WRITTEN REQUEST | Count how many lines of the material contain the string "label", then give that number and nothing more.

[Collected data]
________________________

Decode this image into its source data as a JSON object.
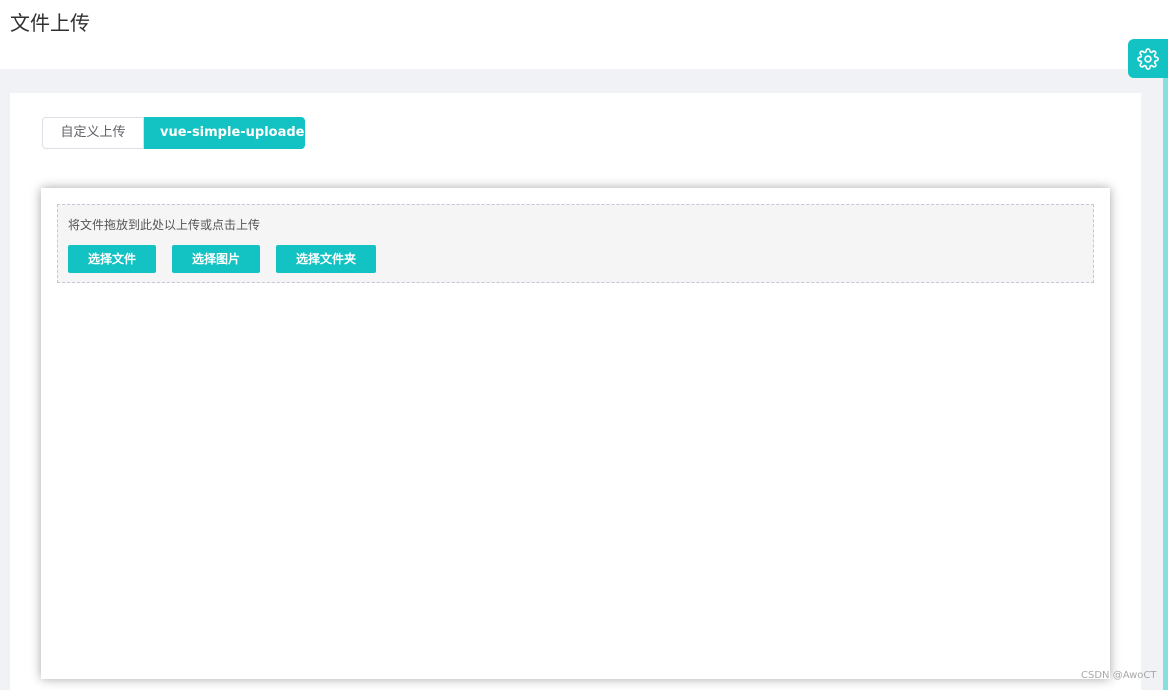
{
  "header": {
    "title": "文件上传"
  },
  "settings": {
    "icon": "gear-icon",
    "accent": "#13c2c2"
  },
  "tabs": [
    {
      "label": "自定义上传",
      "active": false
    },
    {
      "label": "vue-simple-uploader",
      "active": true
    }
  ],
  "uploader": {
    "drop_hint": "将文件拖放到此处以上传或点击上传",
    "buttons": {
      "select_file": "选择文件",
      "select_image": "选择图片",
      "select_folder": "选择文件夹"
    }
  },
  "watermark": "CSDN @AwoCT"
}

________________________

THE RESULT | 2